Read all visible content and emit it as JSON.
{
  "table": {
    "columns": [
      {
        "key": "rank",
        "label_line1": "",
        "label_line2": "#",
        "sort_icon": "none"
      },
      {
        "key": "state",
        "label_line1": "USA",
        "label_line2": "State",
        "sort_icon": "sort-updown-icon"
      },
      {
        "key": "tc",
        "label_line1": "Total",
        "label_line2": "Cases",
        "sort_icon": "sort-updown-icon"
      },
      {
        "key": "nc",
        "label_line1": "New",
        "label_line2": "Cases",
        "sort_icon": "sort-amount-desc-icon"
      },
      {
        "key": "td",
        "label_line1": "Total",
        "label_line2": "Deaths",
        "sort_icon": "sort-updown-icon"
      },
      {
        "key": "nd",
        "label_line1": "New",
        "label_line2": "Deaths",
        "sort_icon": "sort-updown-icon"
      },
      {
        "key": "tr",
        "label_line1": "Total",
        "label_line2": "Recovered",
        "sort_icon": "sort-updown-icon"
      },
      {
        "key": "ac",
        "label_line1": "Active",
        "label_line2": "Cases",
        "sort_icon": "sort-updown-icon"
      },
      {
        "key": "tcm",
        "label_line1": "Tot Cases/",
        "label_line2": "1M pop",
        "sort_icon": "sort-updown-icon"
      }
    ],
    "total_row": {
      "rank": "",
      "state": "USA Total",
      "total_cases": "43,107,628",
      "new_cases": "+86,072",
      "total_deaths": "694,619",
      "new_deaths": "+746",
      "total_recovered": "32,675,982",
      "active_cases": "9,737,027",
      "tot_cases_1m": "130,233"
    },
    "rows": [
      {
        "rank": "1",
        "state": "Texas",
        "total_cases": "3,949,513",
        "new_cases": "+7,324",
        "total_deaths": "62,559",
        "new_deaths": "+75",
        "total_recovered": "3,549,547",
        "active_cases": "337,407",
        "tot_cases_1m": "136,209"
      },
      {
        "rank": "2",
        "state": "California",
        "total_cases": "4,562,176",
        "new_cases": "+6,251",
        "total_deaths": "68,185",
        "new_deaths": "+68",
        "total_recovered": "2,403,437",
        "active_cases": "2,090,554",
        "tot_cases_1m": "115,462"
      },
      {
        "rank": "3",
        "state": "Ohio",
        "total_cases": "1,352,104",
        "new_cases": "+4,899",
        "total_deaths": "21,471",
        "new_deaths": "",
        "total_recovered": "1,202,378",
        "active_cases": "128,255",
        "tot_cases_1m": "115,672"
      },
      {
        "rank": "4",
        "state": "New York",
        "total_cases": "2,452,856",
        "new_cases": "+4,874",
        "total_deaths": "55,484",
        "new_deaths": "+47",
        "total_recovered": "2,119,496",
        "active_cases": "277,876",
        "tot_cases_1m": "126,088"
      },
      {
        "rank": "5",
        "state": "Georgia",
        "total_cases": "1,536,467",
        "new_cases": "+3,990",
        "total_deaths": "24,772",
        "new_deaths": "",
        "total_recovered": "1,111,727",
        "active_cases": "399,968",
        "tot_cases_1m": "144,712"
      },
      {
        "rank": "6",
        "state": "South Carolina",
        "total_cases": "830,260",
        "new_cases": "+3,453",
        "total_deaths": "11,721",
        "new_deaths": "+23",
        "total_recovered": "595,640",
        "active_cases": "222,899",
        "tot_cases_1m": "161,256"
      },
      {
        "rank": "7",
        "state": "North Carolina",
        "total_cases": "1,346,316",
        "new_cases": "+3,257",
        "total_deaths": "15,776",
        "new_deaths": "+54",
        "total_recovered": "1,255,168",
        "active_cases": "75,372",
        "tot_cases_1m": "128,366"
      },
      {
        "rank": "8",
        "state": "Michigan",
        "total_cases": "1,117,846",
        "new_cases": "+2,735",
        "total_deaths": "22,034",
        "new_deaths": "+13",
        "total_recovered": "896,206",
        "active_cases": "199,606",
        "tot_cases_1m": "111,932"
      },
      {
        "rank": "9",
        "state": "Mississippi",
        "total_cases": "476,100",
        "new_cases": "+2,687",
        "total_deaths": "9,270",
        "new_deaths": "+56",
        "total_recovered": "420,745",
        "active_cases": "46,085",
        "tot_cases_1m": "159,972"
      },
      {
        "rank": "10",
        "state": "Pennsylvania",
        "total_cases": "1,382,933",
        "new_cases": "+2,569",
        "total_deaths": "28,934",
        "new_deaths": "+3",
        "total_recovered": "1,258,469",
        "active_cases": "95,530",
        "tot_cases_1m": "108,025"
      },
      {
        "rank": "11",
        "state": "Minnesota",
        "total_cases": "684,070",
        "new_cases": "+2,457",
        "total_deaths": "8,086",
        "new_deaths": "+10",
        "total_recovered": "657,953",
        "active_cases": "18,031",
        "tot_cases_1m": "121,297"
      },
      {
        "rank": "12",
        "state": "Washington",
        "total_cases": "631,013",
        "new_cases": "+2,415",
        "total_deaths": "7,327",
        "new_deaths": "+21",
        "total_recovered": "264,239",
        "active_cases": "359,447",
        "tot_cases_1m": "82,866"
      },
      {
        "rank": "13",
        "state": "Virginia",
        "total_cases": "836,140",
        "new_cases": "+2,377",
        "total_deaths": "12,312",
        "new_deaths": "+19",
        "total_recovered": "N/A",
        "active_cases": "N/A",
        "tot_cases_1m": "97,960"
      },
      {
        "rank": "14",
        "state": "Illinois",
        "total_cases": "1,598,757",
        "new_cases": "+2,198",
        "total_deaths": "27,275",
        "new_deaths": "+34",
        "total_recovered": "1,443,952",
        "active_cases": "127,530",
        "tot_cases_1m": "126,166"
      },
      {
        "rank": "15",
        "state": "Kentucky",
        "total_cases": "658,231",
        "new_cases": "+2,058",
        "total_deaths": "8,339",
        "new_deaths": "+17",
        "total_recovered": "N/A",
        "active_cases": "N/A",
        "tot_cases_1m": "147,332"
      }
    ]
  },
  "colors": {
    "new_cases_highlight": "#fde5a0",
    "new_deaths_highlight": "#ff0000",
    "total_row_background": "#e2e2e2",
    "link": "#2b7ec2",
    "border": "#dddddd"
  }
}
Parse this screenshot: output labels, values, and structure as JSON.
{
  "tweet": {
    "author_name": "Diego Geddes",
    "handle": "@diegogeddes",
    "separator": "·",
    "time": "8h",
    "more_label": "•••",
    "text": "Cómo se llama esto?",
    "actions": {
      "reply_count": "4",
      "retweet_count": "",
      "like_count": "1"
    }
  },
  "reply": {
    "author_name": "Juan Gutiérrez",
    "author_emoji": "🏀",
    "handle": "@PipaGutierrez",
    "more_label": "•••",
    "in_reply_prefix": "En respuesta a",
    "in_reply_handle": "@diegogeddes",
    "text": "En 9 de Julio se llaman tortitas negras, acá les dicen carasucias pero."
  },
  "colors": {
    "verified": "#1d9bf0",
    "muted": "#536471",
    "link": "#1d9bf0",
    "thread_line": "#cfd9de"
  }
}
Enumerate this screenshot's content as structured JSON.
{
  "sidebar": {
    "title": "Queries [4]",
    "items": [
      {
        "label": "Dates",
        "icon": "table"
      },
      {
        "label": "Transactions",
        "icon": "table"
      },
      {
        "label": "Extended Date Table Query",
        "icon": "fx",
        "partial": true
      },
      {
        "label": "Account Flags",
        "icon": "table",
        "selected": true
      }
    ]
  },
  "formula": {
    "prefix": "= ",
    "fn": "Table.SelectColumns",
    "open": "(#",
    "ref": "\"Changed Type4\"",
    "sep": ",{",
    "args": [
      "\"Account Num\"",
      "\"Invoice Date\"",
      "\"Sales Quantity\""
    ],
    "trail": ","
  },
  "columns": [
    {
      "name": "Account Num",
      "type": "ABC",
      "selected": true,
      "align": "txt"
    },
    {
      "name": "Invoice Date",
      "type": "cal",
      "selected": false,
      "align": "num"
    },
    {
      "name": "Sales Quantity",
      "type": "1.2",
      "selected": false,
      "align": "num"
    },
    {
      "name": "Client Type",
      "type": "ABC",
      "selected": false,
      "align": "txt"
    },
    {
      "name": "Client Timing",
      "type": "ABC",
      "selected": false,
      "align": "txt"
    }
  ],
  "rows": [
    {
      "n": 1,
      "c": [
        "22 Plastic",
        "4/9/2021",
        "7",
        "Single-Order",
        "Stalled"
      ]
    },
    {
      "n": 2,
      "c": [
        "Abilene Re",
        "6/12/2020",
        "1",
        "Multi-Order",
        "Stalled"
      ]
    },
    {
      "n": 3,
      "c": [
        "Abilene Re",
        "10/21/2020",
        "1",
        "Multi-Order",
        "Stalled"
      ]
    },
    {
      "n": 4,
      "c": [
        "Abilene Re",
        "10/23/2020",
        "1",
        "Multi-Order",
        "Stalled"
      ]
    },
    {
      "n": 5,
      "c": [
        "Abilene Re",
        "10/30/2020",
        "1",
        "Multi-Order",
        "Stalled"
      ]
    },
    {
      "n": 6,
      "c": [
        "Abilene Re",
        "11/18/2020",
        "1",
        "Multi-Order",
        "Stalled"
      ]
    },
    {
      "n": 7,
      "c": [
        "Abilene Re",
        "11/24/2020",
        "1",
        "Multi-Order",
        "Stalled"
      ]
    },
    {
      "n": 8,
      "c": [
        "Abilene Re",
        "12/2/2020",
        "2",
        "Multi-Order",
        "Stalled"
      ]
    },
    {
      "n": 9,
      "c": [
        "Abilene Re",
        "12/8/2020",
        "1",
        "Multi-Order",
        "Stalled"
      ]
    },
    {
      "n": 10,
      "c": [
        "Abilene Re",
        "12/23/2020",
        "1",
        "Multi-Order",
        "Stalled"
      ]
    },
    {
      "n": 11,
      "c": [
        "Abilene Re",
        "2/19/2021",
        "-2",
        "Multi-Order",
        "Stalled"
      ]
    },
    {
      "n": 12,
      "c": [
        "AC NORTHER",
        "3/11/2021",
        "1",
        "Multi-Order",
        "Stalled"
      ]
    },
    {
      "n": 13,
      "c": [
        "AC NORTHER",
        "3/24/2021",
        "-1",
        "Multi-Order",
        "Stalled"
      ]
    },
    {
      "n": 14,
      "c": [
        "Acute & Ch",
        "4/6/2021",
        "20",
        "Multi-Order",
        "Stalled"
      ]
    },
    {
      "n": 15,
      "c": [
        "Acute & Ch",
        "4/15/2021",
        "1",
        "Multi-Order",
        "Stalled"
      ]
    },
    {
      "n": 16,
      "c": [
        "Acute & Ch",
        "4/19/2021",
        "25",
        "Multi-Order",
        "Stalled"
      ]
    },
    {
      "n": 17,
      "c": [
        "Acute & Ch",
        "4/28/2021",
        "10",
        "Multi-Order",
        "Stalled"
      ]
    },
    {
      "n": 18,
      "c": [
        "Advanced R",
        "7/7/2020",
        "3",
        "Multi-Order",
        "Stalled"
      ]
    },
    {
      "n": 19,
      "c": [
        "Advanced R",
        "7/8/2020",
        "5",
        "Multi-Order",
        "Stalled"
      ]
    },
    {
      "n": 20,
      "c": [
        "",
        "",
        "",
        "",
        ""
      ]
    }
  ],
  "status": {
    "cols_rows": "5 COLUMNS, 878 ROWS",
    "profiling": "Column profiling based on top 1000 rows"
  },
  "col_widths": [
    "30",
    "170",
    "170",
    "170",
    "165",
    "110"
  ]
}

§ What to do
Every line holding "Quantity" should be copied out.

§ Output for this task
      "\"Sales Quantity\""
      "name": "Sales Quantity",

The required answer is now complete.